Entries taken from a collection
━━━━━━━━━━━━━━━━━━━━━━━━━━━━━━

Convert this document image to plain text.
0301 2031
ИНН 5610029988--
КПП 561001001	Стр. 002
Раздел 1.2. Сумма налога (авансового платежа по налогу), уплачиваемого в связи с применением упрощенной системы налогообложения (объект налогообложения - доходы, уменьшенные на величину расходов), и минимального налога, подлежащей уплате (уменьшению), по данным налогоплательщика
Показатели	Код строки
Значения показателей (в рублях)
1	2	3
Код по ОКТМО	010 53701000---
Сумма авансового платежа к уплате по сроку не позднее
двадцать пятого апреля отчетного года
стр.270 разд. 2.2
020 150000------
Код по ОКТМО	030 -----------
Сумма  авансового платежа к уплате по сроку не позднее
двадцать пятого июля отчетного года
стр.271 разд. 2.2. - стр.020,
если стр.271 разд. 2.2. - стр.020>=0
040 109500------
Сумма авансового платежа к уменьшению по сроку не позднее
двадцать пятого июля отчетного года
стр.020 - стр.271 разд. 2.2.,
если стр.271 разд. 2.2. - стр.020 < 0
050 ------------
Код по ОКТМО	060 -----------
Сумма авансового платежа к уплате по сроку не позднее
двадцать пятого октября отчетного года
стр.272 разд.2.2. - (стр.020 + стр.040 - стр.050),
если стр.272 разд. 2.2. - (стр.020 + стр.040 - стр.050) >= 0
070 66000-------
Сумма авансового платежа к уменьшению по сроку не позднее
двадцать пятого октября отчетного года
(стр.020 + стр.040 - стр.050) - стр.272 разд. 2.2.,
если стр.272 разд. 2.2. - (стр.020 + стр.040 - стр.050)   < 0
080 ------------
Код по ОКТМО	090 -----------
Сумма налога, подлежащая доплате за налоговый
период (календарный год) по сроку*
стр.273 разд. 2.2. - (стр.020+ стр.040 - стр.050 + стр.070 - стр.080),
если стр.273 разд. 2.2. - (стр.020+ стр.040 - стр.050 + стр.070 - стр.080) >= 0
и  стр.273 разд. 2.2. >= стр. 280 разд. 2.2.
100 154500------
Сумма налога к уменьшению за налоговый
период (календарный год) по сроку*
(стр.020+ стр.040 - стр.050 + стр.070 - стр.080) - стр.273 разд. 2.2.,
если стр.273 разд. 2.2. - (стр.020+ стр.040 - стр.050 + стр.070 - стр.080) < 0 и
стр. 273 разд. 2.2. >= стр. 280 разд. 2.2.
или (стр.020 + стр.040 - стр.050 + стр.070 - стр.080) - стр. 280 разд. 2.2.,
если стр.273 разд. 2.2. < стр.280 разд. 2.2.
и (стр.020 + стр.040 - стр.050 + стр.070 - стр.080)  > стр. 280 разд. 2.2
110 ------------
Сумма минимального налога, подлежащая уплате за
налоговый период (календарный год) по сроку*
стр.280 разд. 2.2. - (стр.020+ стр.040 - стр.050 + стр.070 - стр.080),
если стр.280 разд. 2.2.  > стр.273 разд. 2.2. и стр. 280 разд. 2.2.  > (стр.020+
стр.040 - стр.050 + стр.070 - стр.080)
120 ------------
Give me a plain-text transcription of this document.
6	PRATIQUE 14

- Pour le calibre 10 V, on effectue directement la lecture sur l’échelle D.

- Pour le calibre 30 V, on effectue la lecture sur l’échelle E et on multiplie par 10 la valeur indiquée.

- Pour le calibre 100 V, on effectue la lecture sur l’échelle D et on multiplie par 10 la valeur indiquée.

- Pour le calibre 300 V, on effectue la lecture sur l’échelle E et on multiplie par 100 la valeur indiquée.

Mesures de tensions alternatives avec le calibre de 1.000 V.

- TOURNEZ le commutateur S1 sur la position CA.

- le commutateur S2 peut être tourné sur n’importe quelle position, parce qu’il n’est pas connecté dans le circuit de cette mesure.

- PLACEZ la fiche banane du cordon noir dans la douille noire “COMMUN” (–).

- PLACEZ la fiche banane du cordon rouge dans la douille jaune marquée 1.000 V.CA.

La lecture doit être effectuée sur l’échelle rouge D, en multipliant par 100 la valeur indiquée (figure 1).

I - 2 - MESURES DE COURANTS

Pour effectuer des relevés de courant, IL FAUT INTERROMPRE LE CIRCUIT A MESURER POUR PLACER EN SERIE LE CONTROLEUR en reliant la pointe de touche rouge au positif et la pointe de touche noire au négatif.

━━━━━━━━━━━━━━━━━━━━━━━━━━━━━━

### EXERCISE DESCRIPTION:
Output the records exactly, including every line.

### CORRECT ANSWER:
Convert this document image to plain text.
0301 2031
ИНН 5610029988--
КПП 561001001	Стр. 002
Раздел 1.2. Сумма налога (авансового платежа по налогу), уплачиваемого в связи с применением упрощенной системы налогообложения (объект налогообложения - доходы, уменьшенные на величину расходов), и минимального налога, подлежащей уплате (уменьшению), по данным налогоплательщика
Показатели	Код строки
Значения показателей (в рублях)
1	2	3
Код по ОКТМО	010 53701000---
Сумма авансового платежа к уплате по сроку не позднее
двадцать пятого апреля отчетного года
стр.270 разд. 2.2
020 150000------
Код по ОКТМО	030 -----------
Сумма  авансового платежа к уплате по сроку не позднее
двадцать пятого июля отчетного года
стр.271 разд. 2.2. - стр.020,
если стр.271 разд. 2.2. - стр.020>=0
040 109500------
Сумма авансового платежа к уменьшению по сроку не позднее
двадцать пятого июля отчетного года
стр.020 - стр.271 разд. 2.2.,
если стр.271 разд. 2.2. - стр.020 < 0
050 ------------
Код по ОКТМО	060 -----------
Сумма авансового платежа к уплате по сроку не позднее
двадцать пятого октября отчетного года
стр.272 разд.2.2. - (стр.020 + стр.040 - стр.050),
если стр.272 разд. 2.2. - (стр.020 + стр.040 - стр.050) >= 0
070 66000-------
Сумма авансового платежа к уменьшению по сроку не позднее
двадцать пятого октября отчетного года
(стр.020 + стр.040 - стр.050) - стр.272 разд. 2.2.,
если стр.272 разд. 2.2. - (стр.020 + стр.040 - стр.050)   < 0
080 ------------
Код по ОКТМО	090 -----------
Сумма налога, подлежащая доплате за налоговый
период (календарный год) по сроку*
стр.273 разд. 2.2. - (стр.020+ стр.040 - стр.050 + стр.070 - стр.080),
если стр.273 разд. 2.2. - (стр.020+ стр.040 - стр.050 + стр.070 - стр.080) >= 0
и  стр.273 разд. 2.2. >= стр. 280 разд. 2.2.
100 154500------
Сумма налога к уменьшению за налоговый
период (календарный год) по сроку*
(стр.020+ стр.040 - стр.050 + стр.070 - стр.080) - стр.273 разд. 2.2.,
если стр.273 разд. 2.2. - (стр.020+ стр.040 - стр.050 + стр.070 - стр.080) < 0 и
стр. 273 разд. 2.2. >= стр. 280 разд. 2.2.
или (стр.020 + стр.040 - стр.050 + стр.070 - стр.080) - стр. 280 разд. 2.2.,
если стр.273 разд. 2.2. < стр.280 разд. 2.2.
и (стр.020 + стр.040 - стр.050 + стр.070 - стр.080)  > стр. 280 разд. 2.2
110 ------------
Сумма минимального налога, подлежащая уплате за
налоговый период (календарный год) по сроку*
стр.280 разд. 2.2. - (стр.020+ стр.040 - стр.050 + стр.070 - стр.080),
если стр.280 разд. 2.2.  > стр.273 разд. 2.2. и стр. 280 разд. 2.2.  > (стр.020+
стр.040 - стр.050 + стр.070 - стр.080)
120 ------------
Give me a plain-text transcription of this document.
6	PRATIQUE 14

- Pour le calibre 10 V, on effectue directement la lecture sur l’échelle D.

- Pour le calibre 30 V, on effectue la lecture sur l’échelle E et on multiplie par 10 la valeur indiquée.

- Pour le calibre 100 V, on effectue la lecture sur l’échelle D et on multiplie par 10 la valeur indiquée.

- Pour le calibre 300 V, on effectue la lecture sur l’échelle E et on multiplie par 100 la valeur indiquée.

Mesures de tensions alternatives avec le calibre de 1.000 V.

- TOURNEZ le commutateur S1 sur la position CA.

- le commutateur S2 peut être tourné sur n’importe quelle position, parce qu’il n’est pas connecté dans le circuit de cette mesure.

- PLACEZ la fiche banane du cordon noir dans la douille noire “COMMUN” (–).

- PLACEZ la fiche banane du cordon rouge dans la douille jaune marquée 1.000 V.CA.

La lecture doit être effectuée sur l’échelle rouge D, en multipliant par 100 la valeur indiquée (figure 1).

I - 2 - MESURES DE COURANTS

Pour effectuer des relevés de courant, IL FAUT INTERROMPRE LE CIRCUIT A MESURER POUR PLACER EN SERIE LE CONTROLEUR en reliant la pointe de touche rouge au positif et la pointe de touche noire au négatif.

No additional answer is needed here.